DATA SHOWN:
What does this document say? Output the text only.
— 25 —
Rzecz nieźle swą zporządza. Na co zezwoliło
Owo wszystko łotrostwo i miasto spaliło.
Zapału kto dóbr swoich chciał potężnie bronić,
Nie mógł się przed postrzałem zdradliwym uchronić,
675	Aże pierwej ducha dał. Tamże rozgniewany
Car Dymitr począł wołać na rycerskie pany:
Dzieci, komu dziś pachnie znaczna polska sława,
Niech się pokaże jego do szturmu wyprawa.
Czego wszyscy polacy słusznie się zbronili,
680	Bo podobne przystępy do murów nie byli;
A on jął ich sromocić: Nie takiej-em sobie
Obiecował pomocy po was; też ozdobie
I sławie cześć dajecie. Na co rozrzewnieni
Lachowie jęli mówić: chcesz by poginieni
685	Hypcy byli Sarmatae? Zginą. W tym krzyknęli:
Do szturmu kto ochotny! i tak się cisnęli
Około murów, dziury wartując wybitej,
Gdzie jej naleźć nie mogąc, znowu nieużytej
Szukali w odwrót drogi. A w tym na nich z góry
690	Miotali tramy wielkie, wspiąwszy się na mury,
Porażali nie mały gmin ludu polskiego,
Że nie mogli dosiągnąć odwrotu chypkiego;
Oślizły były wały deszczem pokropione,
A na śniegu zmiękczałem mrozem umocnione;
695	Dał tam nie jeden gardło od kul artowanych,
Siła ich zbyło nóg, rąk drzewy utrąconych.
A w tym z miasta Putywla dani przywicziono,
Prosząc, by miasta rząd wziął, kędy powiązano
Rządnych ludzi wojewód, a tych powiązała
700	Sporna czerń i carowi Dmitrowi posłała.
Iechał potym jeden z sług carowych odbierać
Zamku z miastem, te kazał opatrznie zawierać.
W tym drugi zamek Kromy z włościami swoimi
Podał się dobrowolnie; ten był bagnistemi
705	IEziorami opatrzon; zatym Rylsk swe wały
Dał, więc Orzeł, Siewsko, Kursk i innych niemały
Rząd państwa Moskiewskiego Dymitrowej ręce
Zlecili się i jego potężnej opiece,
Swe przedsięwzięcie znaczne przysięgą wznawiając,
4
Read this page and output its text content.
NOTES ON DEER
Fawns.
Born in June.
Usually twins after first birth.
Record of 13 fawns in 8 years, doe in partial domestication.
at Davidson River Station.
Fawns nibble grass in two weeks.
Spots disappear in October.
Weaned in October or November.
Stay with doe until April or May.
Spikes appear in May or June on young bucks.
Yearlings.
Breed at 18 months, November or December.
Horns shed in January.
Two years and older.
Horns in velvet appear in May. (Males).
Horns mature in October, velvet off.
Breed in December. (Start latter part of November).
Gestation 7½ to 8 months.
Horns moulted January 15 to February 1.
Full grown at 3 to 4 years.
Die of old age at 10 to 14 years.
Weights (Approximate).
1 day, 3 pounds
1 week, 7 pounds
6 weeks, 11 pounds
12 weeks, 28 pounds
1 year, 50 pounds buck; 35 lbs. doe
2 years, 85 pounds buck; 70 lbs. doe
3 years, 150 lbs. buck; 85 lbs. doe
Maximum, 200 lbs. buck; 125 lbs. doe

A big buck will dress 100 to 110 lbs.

GIVEN REQUEST: Look through the entries above; copy every line holding the string "weeks".

FINISHED EXERCISE:
Fawns nibble grass in two weeks.
6 weeks, 11 pounds
12 weeks, 28 pounds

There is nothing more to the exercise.